## [Entries from a page text dataset]
++++

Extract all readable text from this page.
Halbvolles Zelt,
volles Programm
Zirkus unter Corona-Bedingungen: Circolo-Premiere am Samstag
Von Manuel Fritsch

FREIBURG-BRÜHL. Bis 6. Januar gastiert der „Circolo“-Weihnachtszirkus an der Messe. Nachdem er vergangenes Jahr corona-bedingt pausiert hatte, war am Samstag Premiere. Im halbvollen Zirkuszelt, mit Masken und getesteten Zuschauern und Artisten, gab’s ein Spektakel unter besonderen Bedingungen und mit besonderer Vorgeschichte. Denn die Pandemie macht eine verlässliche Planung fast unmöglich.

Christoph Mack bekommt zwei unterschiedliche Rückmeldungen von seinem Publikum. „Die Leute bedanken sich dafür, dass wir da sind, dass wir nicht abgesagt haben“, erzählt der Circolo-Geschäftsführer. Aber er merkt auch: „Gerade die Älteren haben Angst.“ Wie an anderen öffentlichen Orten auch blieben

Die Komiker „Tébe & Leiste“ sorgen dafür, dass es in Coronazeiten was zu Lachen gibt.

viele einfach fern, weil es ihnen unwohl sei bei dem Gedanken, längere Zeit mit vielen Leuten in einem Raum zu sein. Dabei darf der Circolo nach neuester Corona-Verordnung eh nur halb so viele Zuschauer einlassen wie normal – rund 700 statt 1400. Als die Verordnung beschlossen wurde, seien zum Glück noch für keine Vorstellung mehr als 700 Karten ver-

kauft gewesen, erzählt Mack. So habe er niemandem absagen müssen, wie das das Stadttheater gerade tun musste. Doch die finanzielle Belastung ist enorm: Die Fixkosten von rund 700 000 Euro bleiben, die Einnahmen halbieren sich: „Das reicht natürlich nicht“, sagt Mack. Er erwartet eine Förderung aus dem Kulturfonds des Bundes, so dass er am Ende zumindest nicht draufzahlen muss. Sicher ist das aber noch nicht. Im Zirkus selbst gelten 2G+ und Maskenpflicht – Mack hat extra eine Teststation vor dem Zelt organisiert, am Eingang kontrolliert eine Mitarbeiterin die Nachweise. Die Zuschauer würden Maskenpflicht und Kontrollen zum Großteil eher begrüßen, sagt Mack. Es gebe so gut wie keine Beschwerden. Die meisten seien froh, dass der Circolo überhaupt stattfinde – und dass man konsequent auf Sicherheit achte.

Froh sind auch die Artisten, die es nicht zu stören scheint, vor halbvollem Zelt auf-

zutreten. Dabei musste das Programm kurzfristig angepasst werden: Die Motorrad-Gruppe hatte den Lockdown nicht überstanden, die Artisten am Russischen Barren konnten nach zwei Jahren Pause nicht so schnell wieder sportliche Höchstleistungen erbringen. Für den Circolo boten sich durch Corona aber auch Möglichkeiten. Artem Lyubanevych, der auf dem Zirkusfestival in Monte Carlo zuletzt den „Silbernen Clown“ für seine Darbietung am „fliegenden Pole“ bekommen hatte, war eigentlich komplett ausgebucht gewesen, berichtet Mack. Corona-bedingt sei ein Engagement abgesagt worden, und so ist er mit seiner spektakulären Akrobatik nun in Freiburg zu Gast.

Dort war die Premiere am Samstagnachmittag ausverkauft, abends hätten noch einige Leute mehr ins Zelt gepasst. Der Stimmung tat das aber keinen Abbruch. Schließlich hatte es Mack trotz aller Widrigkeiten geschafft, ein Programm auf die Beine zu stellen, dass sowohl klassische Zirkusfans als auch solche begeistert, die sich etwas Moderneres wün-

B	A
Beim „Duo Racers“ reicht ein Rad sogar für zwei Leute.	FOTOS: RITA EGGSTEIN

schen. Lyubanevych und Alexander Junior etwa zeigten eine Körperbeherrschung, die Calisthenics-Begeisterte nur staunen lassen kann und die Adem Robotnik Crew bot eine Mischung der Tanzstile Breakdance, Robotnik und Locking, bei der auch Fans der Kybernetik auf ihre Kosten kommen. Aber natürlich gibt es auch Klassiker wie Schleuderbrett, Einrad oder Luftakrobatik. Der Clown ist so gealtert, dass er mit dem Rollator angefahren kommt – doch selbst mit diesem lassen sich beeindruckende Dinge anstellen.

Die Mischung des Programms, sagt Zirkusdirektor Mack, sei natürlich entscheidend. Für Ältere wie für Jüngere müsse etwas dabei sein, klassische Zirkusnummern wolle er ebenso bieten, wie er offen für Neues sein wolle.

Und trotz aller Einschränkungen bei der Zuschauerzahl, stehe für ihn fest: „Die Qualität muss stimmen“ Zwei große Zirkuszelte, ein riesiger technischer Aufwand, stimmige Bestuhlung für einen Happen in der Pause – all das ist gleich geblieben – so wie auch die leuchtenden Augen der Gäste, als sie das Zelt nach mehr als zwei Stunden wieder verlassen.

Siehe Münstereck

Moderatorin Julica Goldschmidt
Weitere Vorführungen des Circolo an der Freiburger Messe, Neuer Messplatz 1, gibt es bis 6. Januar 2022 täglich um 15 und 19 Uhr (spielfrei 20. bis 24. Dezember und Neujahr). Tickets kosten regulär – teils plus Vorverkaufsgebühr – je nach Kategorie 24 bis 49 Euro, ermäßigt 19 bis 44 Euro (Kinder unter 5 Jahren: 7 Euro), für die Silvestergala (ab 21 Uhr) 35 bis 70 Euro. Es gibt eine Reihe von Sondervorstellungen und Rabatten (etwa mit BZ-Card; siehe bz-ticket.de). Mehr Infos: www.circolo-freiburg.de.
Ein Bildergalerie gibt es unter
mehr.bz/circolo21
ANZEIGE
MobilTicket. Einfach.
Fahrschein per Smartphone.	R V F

++++

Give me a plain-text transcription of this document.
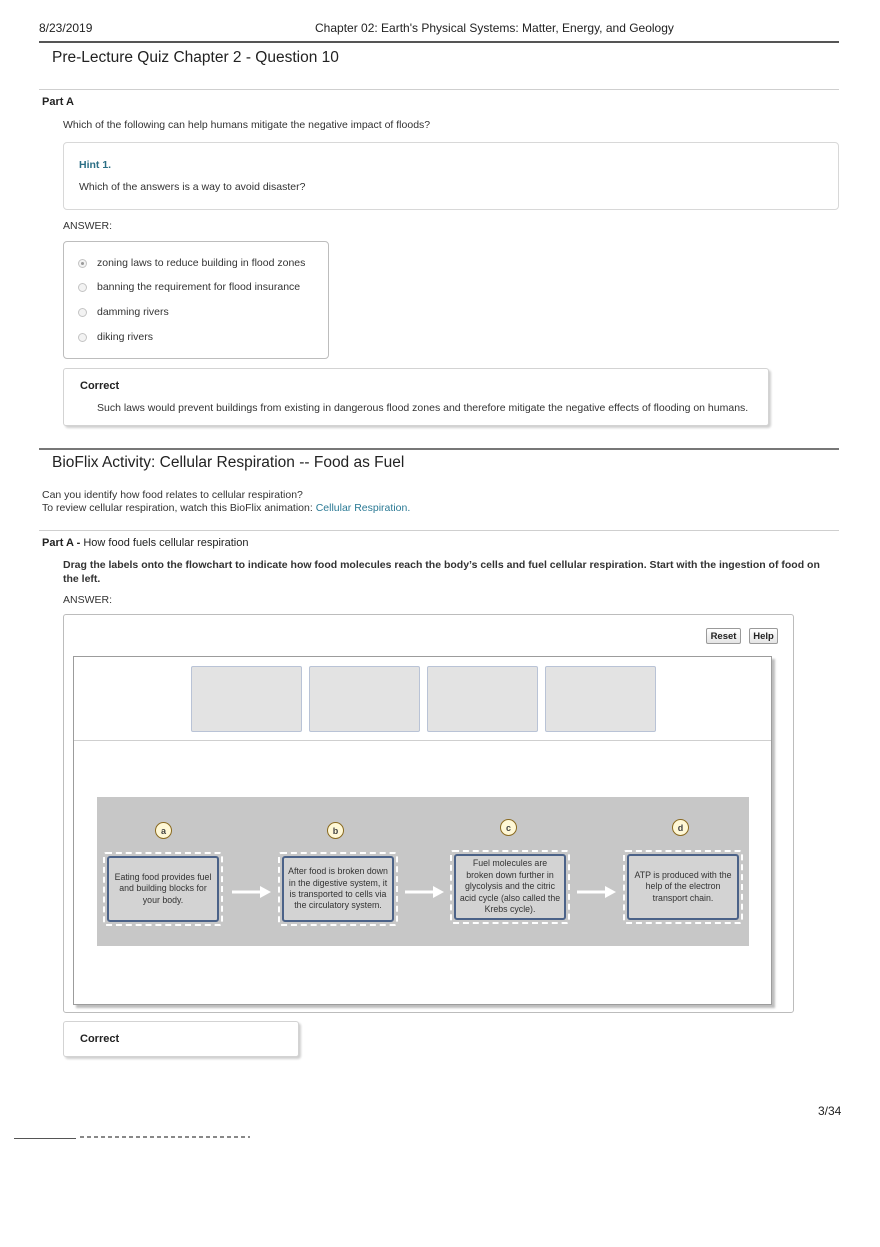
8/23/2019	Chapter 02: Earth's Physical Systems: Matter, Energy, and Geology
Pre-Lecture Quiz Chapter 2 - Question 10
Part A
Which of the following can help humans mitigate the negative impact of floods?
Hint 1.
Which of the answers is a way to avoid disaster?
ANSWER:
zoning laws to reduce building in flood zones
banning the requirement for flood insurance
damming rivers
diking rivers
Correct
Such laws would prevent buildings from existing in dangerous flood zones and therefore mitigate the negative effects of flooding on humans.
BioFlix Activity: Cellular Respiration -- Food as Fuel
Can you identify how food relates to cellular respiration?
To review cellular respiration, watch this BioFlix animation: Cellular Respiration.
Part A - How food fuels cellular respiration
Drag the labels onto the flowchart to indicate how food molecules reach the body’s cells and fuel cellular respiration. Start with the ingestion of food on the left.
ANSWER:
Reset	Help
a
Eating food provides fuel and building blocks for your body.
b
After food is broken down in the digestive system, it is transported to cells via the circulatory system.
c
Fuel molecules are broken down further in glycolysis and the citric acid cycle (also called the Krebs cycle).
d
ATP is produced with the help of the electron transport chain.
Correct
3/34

++++

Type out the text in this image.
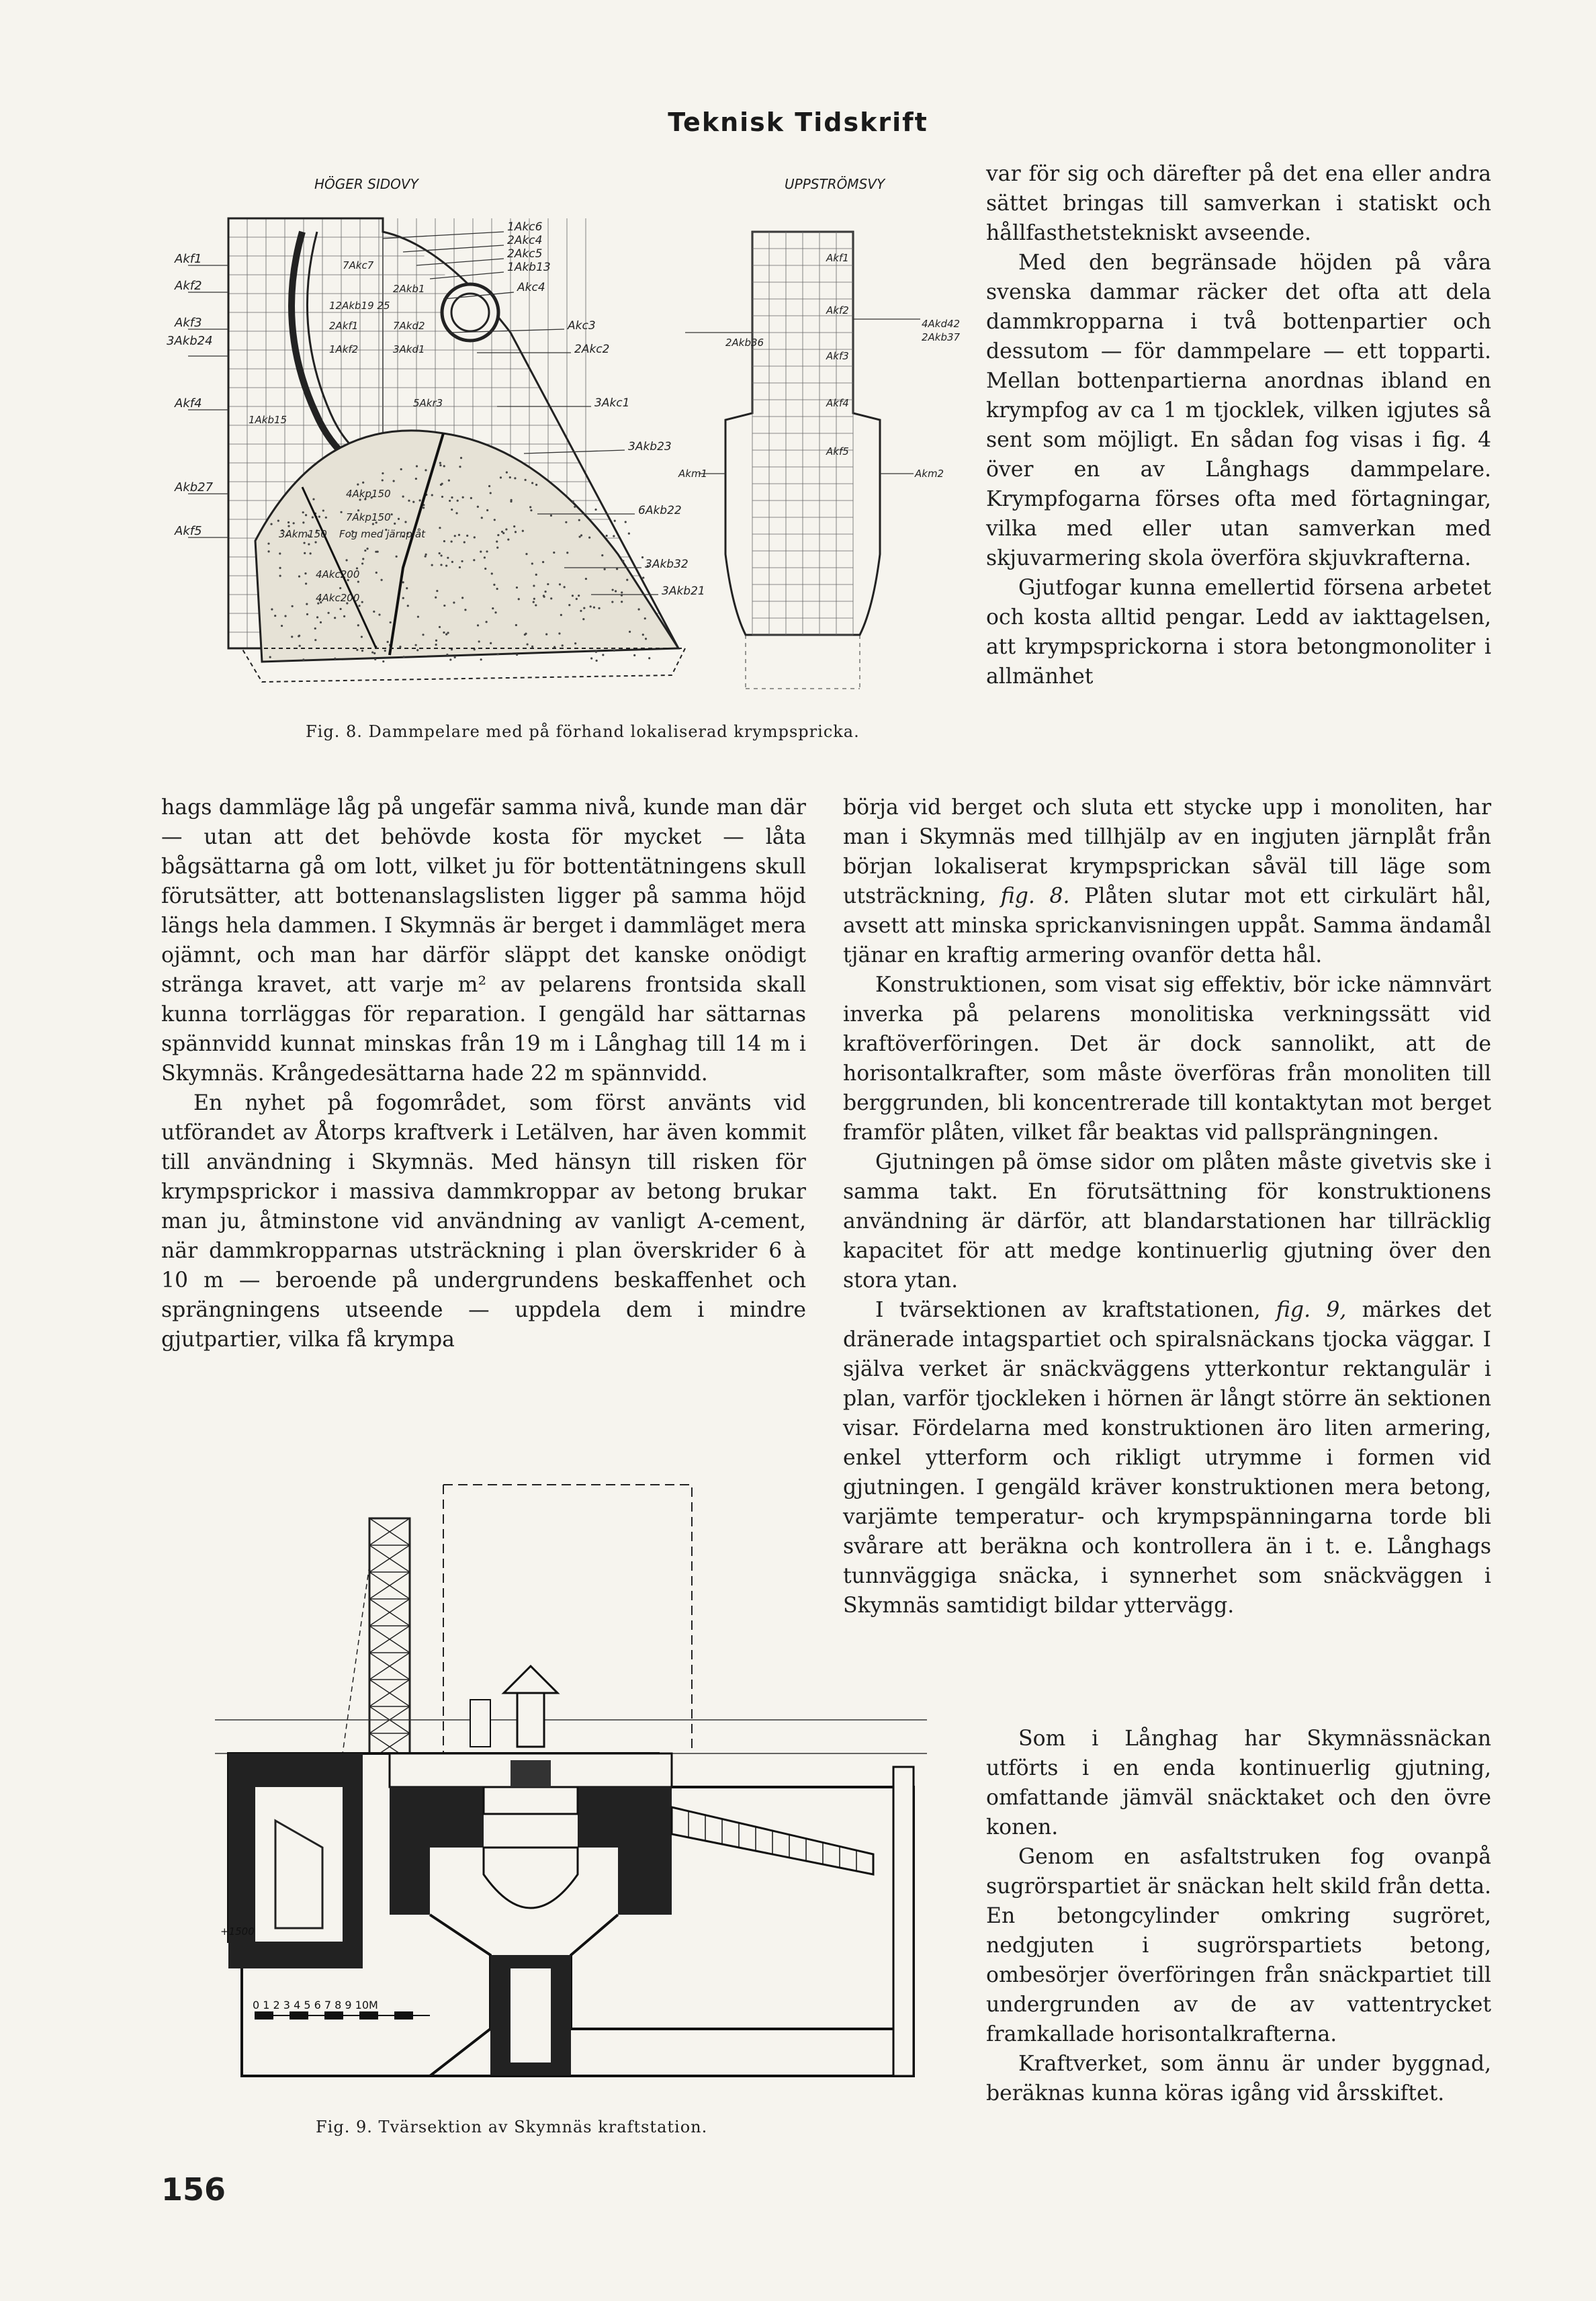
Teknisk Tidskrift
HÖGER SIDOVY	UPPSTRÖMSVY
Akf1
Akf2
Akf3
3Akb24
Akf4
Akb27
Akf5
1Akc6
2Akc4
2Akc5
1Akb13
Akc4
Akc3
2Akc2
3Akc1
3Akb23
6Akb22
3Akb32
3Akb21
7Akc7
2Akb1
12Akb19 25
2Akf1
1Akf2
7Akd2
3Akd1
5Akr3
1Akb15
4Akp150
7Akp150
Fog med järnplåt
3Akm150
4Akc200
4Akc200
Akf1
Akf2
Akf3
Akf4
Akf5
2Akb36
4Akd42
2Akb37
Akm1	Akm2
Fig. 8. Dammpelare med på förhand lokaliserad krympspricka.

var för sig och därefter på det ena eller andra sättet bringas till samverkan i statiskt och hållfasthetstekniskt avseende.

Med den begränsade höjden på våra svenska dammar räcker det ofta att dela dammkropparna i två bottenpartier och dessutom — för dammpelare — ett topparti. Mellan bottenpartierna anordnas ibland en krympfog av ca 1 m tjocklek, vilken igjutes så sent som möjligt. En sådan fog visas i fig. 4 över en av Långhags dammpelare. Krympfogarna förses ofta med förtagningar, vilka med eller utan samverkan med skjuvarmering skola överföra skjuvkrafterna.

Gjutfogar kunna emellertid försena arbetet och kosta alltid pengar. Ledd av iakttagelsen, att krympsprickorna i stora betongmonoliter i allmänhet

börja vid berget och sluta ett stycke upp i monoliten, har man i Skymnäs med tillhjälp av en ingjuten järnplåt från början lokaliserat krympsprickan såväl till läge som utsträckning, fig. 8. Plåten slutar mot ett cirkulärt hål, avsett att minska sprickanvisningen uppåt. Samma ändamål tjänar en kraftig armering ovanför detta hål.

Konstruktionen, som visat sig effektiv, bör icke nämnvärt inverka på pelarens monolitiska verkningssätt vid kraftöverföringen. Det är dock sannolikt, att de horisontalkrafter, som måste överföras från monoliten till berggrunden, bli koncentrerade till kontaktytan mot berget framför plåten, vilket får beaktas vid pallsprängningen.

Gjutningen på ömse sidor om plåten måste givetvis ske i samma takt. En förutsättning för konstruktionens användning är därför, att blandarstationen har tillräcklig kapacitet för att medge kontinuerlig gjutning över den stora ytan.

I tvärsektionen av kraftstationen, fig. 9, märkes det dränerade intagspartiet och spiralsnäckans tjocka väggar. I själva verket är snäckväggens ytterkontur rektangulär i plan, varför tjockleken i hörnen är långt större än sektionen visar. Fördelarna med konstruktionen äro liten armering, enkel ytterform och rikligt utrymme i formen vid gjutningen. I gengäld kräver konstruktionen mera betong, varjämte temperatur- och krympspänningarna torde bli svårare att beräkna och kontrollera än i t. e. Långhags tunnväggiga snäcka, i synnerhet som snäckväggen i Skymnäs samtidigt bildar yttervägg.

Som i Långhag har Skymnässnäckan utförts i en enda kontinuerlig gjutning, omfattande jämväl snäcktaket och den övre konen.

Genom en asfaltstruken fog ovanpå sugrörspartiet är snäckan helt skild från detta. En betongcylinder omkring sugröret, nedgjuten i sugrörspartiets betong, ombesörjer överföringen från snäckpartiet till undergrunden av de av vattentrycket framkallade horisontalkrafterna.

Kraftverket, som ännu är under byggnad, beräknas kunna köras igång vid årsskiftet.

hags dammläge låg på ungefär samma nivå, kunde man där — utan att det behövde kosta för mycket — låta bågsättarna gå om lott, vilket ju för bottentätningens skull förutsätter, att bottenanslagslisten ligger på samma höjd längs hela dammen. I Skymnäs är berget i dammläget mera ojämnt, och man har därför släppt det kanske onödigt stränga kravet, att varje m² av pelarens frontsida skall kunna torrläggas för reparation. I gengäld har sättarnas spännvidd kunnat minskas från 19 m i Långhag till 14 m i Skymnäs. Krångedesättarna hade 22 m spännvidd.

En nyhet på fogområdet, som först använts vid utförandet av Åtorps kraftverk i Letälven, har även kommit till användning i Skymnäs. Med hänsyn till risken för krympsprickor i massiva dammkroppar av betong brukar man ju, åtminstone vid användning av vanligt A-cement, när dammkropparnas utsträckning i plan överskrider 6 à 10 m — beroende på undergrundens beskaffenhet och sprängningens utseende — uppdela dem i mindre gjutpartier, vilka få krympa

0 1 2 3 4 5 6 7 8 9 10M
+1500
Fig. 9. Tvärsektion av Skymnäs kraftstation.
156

++++

## [THE PROBLEM]
The lines to copy are those in the records above containing the word "monoliten".

## [TASK OUTPUT]
börja vid berget och sluta ett stycke upp i monoliten, har man i Skymnäs med tillhjälp av en ingjuten järnplåt från början lokaliserat krympsprickan såväl till läge som utsträckning, fig. 8. Plåten slutar mot ett cirkulärt hål, avsett att minska sprickanvisningen uppåt. Samma ändamål tjänar en kraftig armering ovanför detta hål.
Konstruktionen, som visat sig effektiv, bör icke nämnvärt inverka på pelarens monolitiska verkningssätt vid kraftöverföringen. Det är dock sannolikt, att de horisontalkrafter, som måste överföras från monoliten till berggrunden, bli koncentrerade till kontaktytan mot berget framför plåten, vilket får beaktas vid pallsprängningen.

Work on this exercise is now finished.